THE TASKS:
(A) For the passage on Hytner's production, decide whether each statement agrees with it: (i) the revolts since 2008 have been marked by hostility to leadership; (ii) Hytner's mob behaves like the modern crowd with Blackberries and Flickr streams; (iii) Timon's death happens on stage. Answer yes or no for each and quote the deciding words.
(B) Pick up the passage on Hytner's production after its last sentence and continue it.

DOCUMENT EXTRACT:
..............................
But what characterised the revolts that have kicked off since 2008 is their hostility to leadership, and the willingness to abandon an action should it lead in the direction of hierarchy, power-games or engagement with mainstream structures.....
Hytner's mob might wear hoodies, sleep in the pop-up tents of the indignado camp, but they are textually obliged to behave as a 17th-century mob – trailing gormlessly behind the man they will put in power. The contrast between this and the real modern crowd – armed with Blackberries and Flickr streams – is telling."
At the end of the play, the powers-that-be have offered to Alcibades an apparent sacrificial list of people to "cull", in order to gain peace, or at least a cessation of hostilities. Thus at the end, Alcibades and one of his lieutenants are seen in business suits, at a press conference, where they announce the (off-stage) death of Timon at play's end.
..............................
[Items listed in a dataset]
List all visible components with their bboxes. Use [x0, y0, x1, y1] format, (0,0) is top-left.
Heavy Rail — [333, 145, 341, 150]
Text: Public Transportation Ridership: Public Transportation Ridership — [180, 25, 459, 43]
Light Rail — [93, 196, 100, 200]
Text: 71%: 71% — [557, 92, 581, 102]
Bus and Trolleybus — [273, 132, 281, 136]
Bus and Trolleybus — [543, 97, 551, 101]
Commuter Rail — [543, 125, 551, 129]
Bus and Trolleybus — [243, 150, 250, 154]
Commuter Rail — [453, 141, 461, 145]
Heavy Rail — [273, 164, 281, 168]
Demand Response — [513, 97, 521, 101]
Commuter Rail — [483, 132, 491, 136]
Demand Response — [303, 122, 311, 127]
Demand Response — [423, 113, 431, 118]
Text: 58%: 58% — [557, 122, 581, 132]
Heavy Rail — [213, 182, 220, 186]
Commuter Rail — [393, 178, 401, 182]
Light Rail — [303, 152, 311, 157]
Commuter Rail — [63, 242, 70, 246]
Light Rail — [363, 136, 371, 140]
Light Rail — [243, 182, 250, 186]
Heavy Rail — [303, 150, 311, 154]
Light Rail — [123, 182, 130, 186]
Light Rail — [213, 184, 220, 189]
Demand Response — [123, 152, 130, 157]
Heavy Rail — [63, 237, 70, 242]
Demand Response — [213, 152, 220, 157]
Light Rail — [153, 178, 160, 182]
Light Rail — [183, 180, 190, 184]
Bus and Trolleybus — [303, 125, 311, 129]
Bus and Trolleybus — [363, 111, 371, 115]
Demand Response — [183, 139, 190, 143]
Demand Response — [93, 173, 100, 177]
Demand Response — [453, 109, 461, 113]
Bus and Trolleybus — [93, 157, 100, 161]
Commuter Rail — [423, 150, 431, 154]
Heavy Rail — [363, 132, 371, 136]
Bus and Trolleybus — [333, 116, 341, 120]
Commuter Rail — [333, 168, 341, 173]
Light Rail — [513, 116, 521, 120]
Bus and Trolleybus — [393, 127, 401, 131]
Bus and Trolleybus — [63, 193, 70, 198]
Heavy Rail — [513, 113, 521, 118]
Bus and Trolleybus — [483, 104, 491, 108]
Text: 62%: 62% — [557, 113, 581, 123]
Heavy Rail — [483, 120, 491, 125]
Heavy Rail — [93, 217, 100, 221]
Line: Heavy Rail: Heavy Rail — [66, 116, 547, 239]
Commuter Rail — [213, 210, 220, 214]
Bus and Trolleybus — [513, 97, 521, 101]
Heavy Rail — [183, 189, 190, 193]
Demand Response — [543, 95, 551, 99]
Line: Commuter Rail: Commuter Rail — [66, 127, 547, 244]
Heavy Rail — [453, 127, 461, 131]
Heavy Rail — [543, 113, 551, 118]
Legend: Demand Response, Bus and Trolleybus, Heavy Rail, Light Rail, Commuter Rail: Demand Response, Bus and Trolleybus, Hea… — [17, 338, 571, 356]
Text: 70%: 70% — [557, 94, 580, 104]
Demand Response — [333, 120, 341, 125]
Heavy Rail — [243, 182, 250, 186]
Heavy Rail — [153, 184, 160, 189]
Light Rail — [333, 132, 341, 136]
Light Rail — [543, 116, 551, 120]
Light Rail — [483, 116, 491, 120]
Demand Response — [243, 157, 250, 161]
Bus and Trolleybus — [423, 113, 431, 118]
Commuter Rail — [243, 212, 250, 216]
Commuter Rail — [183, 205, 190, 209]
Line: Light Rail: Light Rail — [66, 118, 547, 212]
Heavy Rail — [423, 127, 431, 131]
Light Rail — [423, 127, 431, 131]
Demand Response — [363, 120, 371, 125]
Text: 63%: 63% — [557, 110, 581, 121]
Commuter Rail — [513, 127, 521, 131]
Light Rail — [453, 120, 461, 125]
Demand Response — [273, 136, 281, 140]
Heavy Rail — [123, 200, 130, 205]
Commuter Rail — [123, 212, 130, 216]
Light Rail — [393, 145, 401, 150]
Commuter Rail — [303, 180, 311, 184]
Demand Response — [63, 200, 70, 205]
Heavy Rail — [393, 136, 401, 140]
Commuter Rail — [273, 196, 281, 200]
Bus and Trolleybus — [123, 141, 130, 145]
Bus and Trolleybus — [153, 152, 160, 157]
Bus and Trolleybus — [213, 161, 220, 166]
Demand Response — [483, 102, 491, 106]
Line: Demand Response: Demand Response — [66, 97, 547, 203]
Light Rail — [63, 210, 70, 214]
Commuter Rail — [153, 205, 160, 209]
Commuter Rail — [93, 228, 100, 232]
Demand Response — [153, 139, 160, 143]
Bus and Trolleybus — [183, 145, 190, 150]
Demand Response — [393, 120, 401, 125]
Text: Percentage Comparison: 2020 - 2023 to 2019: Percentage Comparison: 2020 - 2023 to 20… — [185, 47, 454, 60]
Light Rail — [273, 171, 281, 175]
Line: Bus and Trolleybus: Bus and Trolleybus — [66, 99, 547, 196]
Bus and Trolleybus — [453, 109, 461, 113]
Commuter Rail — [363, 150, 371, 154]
..............................
EXERCISE RESPONSES:
(A)
(i) Yes: "what characterised the revolts that have kicked off since 2008 is their hostility to leadership"
(ii) No: "they are textually obliged to behave as a 17th-century mob"
(iii) No: "they announce the (off-stage) death of Timon at play's end"

(B)
This tension and contradiction brings forth what seems to me to be an inherent contradiction in the Occupy movement and its power to change things (or not). On the one hand, the Occupy movement wants to effect reforms in "the system" and to be uncorrupted by the structures of power, financial, political and otherwise. Yet how does one do that by staying outside of "the system"? The susceptibility of the mob in this production to the secret gold that Timon has found, and the apparent co-opting of Alcibades at the end, illustrates some of the complex meta-issues involved.
Looking at our system, you only have to look at the political antipodes of the Occupy Movement and the Tea Party. The latter moved into the corridors of power big time in 2010, which we've all discovered to our cost. All of us can name Tea Party Representatives and Senators (note the unfortunate plural). By contrast, can you name someone who specifically refers to her/himself as an "Occupy Representative" or an "Occupy Senator"? The closest respective people might be Alan Grayson and Elizabeth Warren, but again, refer back to the question about whether they describe themselves, or are described, as such.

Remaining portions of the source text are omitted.